Written instruction: Read the data and repeat it in full, exactly.

* * *

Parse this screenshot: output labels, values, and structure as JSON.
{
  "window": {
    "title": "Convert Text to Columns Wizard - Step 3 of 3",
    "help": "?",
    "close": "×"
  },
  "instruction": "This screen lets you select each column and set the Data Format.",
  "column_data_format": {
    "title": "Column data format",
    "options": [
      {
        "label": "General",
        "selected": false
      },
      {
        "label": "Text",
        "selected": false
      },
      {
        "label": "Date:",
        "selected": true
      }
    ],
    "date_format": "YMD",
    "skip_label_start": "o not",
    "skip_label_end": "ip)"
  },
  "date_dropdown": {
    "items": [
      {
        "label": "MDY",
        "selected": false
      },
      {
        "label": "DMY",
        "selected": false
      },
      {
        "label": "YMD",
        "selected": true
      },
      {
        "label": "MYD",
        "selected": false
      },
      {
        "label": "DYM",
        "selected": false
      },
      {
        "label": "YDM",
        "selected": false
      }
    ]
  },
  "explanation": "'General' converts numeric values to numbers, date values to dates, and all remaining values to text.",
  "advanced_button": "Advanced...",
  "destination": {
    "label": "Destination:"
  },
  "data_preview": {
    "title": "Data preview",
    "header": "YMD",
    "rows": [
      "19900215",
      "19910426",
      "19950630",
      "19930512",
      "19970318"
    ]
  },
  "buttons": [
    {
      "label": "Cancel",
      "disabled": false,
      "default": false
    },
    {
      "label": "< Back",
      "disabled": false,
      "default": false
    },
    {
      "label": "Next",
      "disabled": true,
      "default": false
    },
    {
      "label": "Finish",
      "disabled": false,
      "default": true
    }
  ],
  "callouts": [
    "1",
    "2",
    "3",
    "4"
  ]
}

* * *

Exercise solution:
Parse this screenshot: output labels, values, and structure as JSON.
{
  "window": {
    "title": "Convert Text to Columns Wizard - Step 3 of 3",
    "help": "?",
    "close": "×"
  },
  "instruction": "This screen lets you select each column and set the Data Format.",
  "column_data_format": {
    "title": "Column data format",
    "options": [
      {
        "label": "General",
        "selected": false
      },
      {
        "label": "Text",
        "selected": false
      },
      {
        "label": "Date:",
        "selected": true
      }
    ],
    "date_format": "YMD",
    "skip_label_start": "o not",
    "skip_label_end": "ip)"
  },
  "date_dropdown": {
    "items": [
      {
        "label": "MDY",
        "selected": false
      },
      {
        "label": "DMY",
        "selected": false
      },
      {
        "label": "YMD",
        "selected": true
      },
      {
        "label": "MYD",
        "selected": false
      },
      {
        "label": "DYM",
        "selected": false
      },
      {
        "label": "YDM",
        "selected": false
      }
    ]
  },
  "explanation": "'General' converts numeric values to numbers, date values to dates, and all remaining values to text.",
  "advanced_button": "Advanced...",
  "destination": {
    "label": "Destination:"
  },
  "data_preview": {
    "title": "Data preview",
    "header": "YMD",
    "rows": [
      "19900215",
      "19910426",
      "19950630",
      "19930512",
      "19970318"
    ]
  },
  "buttons": [
    {
      "label": "Cancel",
      "disabled": false,
      "default": false
    },
    {
      "label": "< Back",
      "disabled": false,
      "default": false
    },
    {
      "label": "Next",
      "disabled": true,
      "default": false
    },
    {
      "label": "Finish",
      "disabled": false,
      "default": true
    }
  ],
  "callouts": [
    "1",
    "2",
    "3",
    "4"
  ]
}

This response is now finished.